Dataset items
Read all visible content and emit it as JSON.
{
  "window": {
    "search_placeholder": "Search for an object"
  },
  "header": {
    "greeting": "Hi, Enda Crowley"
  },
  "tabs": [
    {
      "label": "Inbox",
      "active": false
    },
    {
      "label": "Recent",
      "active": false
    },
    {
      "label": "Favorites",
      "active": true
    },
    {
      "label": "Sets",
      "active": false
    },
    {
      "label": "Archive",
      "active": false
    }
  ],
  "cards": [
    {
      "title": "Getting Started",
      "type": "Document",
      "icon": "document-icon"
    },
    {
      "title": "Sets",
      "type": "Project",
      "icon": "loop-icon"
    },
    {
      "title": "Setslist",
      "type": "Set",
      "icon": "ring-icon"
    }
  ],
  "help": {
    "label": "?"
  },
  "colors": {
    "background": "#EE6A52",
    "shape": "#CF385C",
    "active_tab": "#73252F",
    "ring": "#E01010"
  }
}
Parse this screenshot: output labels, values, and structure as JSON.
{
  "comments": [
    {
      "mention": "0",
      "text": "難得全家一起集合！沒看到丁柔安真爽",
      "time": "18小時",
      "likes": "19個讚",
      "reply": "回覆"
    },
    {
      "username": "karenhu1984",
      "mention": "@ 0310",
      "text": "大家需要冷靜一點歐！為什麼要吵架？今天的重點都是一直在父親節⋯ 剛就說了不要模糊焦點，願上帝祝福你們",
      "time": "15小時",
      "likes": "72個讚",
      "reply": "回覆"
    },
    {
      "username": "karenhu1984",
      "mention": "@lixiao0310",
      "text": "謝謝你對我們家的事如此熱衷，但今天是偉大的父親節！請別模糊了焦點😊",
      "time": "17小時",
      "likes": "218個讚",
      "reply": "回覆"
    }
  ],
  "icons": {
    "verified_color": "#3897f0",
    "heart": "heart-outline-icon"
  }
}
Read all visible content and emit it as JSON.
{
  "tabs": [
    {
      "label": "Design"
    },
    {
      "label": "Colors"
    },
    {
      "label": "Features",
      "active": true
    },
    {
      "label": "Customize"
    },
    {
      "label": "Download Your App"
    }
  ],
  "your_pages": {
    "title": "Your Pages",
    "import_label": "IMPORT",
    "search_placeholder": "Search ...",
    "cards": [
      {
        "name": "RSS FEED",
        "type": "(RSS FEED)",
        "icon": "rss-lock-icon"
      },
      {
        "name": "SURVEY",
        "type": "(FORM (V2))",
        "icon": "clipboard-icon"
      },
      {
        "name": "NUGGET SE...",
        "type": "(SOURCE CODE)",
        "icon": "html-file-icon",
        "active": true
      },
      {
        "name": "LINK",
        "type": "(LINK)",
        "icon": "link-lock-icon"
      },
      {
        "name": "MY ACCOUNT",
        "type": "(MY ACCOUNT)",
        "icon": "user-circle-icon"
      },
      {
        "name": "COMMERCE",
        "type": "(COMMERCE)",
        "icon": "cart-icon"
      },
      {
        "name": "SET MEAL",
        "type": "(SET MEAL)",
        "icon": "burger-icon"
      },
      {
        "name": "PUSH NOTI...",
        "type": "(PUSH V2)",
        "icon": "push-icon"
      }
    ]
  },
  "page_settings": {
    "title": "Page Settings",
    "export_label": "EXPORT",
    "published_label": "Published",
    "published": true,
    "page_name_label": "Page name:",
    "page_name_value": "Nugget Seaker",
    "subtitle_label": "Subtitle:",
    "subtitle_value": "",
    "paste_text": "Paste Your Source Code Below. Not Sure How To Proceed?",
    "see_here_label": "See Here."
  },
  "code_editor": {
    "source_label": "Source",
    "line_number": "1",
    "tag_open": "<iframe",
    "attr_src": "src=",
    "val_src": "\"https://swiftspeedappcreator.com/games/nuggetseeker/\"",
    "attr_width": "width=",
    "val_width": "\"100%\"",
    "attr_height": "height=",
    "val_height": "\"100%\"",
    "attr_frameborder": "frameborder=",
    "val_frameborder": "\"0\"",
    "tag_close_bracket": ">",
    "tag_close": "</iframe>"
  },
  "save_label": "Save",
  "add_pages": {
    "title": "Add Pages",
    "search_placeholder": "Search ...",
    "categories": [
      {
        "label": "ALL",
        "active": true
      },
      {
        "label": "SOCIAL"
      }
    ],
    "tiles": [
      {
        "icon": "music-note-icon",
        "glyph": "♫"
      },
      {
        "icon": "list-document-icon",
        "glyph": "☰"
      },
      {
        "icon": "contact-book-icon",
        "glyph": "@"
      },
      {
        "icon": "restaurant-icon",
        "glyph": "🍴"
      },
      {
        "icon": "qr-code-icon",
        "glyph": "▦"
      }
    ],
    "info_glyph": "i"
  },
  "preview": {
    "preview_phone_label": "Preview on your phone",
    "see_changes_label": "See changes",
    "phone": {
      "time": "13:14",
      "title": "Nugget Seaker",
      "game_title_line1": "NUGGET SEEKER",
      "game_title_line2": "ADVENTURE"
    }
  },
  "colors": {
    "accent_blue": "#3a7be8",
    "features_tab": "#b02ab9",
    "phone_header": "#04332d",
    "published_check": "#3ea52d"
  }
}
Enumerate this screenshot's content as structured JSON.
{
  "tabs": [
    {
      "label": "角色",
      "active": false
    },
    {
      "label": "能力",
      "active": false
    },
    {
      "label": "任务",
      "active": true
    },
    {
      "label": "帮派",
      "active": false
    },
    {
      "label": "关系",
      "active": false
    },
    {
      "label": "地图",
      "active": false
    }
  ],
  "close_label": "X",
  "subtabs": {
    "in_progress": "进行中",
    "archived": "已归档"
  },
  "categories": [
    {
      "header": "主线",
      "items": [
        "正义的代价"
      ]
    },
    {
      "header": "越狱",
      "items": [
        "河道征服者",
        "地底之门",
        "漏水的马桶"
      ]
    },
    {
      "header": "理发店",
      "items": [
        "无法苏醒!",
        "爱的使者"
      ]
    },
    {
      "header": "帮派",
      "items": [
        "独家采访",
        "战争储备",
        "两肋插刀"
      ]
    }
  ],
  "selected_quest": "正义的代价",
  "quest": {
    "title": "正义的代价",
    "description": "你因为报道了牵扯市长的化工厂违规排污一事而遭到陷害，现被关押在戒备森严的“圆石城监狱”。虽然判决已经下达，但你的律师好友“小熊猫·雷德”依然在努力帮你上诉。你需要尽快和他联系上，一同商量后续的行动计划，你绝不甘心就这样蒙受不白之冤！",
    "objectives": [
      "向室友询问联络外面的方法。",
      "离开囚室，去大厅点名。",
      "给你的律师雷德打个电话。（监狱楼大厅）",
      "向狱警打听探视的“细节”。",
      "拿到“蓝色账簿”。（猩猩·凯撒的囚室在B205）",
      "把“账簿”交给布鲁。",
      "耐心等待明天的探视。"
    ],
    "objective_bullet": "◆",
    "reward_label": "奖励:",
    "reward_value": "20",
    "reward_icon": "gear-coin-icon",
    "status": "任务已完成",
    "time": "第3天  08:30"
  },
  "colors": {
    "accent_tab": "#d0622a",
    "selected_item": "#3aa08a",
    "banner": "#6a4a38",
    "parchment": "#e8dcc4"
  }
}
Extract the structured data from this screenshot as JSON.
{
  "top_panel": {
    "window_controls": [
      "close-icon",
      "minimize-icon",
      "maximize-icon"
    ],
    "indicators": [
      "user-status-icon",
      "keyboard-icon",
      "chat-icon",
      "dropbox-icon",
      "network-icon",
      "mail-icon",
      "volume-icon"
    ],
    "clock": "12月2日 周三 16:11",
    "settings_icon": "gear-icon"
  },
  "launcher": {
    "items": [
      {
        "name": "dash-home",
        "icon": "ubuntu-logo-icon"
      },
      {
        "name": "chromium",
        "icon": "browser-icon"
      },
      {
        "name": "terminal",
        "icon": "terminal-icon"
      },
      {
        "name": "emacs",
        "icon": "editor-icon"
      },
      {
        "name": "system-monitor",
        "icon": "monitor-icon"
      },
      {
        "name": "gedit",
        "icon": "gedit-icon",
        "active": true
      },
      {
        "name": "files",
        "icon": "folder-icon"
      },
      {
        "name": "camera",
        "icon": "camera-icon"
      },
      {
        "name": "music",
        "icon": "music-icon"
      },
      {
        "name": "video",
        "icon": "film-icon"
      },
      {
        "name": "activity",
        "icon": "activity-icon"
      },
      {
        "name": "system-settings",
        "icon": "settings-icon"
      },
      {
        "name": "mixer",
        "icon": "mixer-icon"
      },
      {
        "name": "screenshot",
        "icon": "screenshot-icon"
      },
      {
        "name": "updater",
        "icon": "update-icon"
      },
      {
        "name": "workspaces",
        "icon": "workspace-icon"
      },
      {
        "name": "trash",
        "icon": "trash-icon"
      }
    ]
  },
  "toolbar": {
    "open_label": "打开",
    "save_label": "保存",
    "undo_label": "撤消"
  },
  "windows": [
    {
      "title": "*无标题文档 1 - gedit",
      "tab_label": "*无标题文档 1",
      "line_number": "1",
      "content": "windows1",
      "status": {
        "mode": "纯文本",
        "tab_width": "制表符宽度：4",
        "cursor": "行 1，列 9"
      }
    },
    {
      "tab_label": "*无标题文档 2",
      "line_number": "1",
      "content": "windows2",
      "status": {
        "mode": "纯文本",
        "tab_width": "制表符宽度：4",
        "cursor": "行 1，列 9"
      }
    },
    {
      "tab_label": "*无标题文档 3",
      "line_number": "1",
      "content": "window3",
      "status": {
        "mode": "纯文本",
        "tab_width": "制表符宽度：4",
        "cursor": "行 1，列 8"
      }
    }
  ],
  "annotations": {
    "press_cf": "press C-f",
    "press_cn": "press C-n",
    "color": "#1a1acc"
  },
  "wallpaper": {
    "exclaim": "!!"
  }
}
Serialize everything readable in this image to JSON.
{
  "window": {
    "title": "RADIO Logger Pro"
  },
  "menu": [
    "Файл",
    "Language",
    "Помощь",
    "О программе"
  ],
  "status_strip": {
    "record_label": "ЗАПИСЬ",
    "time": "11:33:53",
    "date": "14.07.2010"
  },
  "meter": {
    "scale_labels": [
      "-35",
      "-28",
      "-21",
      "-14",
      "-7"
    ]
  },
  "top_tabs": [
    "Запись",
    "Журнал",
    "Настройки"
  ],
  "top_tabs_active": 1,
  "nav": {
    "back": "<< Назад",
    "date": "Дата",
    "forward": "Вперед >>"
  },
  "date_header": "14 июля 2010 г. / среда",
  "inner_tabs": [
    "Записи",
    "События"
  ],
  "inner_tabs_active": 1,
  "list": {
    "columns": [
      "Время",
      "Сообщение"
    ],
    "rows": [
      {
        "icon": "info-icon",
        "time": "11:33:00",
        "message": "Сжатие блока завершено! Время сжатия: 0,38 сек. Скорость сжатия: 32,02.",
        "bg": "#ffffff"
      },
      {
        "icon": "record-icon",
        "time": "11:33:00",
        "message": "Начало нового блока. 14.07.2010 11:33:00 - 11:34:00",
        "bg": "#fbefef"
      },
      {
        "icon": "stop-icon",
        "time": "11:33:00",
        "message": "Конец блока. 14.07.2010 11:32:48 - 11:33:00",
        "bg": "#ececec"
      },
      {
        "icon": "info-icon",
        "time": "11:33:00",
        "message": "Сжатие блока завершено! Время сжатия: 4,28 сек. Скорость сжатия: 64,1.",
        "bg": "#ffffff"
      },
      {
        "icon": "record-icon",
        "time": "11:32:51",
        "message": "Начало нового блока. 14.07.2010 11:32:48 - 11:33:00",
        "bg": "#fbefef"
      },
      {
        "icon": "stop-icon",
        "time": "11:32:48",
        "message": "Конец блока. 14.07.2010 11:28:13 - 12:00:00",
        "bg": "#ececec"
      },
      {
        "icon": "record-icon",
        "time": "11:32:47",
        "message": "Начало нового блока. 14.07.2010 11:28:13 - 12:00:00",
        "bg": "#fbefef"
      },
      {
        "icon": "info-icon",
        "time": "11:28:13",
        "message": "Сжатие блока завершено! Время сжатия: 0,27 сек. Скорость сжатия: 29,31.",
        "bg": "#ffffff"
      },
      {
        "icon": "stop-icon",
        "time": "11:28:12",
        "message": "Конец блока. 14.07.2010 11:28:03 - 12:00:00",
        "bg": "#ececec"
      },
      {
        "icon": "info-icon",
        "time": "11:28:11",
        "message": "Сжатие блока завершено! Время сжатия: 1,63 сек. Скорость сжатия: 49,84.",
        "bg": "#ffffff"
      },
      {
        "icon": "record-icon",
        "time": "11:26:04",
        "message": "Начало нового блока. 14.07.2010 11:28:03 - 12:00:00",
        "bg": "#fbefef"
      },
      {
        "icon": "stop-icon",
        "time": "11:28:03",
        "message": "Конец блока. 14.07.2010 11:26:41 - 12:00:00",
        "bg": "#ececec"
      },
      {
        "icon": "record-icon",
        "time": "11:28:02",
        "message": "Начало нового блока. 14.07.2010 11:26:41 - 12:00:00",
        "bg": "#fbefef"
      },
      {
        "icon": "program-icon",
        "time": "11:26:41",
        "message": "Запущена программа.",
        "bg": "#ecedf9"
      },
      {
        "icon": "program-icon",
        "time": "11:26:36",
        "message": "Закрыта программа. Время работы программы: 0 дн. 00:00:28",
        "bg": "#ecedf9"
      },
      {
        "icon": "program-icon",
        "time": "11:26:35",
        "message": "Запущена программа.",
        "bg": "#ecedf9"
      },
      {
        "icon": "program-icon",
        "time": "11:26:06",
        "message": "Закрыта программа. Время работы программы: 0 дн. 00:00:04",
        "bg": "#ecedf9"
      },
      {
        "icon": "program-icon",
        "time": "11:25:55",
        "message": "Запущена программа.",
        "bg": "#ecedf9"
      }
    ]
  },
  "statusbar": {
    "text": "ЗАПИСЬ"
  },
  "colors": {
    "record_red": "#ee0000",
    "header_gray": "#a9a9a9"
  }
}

### GIVEN PROBLEM:
Find the word "structured" and list each line it appears in.

### EXERCISE SOLUTION:
Enumerate this screenshot's content as structured JSON.
Extract the structured data from this screenshot as JSON.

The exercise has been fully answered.